TASK PROMPT
The answer should be a single number: how many lines of the entries below hold the word "What".

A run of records
════════════════════

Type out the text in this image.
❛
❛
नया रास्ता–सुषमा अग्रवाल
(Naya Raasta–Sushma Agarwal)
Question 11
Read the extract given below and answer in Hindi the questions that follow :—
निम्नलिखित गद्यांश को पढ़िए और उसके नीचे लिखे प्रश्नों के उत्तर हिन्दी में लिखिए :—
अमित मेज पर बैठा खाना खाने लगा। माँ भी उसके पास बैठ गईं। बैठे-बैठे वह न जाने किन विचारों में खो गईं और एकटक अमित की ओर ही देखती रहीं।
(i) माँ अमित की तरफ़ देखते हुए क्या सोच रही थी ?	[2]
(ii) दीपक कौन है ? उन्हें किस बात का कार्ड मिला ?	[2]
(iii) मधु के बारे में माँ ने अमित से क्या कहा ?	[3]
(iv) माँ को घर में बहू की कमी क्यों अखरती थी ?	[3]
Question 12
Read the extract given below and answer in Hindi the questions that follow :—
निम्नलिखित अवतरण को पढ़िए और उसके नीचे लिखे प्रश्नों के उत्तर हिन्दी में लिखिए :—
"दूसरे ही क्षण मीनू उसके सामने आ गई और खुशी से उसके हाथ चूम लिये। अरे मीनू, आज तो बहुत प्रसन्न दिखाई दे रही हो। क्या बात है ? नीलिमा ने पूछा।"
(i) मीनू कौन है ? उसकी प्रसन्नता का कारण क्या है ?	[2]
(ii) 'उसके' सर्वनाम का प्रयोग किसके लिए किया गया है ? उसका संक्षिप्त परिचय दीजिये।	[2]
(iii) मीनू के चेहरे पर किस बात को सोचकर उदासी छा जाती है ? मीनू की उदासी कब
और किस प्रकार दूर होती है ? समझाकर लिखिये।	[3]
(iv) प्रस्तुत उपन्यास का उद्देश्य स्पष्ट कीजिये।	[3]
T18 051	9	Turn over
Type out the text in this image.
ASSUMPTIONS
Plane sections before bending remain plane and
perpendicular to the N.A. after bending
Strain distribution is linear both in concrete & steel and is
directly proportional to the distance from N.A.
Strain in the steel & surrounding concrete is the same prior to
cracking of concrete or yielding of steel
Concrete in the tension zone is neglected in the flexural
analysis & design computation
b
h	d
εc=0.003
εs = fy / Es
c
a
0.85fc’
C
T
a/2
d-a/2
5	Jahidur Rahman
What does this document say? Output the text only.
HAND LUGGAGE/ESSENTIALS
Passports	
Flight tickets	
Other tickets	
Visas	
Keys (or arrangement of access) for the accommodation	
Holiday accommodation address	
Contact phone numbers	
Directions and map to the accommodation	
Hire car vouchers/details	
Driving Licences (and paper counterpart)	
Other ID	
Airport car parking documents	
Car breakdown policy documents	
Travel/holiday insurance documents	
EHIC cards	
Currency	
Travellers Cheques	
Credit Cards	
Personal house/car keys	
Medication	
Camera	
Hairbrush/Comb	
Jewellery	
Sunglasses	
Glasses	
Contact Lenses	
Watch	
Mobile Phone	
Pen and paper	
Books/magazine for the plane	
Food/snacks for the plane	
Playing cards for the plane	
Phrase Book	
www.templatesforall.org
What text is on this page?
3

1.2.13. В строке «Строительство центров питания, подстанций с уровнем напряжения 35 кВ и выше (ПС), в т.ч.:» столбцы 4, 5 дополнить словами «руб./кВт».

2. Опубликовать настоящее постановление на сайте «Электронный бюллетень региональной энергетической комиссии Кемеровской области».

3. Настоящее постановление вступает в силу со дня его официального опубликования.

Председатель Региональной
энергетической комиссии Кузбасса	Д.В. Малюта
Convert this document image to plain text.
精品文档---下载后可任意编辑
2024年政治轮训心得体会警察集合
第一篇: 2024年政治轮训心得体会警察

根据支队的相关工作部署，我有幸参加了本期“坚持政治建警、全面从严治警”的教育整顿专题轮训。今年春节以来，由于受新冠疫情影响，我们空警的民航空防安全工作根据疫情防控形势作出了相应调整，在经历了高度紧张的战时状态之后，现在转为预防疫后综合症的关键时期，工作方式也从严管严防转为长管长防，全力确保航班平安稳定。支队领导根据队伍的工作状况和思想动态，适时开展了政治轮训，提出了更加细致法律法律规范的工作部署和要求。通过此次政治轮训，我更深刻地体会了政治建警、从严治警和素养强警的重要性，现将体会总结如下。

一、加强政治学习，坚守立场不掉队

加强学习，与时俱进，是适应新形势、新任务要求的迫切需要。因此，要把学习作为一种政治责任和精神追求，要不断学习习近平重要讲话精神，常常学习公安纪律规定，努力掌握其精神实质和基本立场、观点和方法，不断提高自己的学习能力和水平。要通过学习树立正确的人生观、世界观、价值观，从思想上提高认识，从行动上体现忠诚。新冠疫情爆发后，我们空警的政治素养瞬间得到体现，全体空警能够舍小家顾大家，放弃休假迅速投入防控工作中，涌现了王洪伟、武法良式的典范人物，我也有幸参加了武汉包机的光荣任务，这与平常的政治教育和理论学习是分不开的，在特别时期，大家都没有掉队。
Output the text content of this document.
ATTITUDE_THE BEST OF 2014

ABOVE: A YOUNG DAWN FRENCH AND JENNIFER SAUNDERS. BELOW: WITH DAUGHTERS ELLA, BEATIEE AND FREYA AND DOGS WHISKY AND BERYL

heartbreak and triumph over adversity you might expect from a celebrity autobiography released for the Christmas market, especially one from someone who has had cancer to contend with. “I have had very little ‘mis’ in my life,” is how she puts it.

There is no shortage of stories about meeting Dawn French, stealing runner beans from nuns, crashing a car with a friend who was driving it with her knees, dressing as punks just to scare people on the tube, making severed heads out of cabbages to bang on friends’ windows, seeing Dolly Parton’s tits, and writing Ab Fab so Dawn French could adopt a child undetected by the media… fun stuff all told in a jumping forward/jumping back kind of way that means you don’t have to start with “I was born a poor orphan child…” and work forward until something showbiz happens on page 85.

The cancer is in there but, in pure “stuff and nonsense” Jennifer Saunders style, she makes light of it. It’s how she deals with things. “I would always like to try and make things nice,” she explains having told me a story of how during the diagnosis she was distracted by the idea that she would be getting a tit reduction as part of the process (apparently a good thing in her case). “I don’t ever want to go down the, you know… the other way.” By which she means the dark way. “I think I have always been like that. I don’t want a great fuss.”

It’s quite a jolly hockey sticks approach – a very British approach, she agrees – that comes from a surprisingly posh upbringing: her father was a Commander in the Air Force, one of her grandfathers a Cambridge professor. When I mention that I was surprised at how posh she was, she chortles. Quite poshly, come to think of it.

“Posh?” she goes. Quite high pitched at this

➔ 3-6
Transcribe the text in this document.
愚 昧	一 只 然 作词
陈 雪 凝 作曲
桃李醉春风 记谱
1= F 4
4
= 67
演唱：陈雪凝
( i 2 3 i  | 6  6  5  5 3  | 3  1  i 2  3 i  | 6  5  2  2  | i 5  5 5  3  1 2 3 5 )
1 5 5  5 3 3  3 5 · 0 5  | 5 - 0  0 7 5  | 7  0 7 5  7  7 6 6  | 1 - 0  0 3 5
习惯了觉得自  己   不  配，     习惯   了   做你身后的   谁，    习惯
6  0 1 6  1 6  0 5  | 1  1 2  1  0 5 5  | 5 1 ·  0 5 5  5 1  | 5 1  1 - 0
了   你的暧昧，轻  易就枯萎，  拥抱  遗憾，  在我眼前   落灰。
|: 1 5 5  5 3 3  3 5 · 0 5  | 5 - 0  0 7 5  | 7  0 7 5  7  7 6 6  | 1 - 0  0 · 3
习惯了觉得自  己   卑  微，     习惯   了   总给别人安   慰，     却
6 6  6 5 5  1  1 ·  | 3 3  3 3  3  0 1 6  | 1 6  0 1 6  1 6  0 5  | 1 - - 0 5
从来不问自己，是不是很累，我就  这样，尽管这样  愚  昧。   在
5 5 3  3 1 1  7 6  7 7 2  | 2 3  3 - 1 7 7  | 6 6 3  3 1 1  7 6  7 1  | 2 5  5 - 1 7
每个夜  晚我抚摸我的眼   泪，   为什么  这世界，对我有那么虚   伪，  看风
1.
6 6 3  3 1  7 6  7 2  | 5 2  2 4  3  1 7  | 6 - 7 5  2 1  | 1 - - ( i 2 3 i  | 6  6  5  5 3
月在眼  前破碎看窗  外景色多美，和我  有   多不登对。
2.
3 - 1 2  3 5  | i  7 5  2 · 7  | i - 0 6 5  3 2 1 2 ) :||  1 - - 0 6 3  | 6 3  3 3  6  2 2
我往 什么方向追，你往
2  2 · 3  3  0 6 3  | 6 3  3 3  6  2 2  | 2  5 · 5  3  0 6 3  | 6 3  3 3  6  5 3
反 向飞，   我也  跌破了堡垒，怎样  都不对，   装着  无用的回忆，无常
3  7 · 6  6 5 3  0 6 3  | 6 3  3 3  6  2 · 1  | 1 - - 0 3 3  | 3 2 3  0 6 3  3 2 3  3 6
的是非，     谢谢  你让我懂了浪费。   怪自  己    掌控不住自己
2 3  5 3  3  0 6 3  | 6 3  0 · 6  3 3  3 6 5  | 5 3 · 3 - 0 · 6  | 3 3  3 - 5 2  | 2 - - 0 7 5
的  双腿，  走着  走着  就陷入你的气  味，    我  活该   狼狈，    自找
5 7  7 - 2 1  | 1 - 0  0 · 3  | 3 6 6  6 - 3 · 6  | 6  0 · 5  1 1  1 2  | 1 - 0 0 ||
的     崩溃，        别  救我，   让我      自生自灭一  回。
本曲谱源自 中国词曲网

════════════════════

OUTPUT FOR THIS EXERCISE
2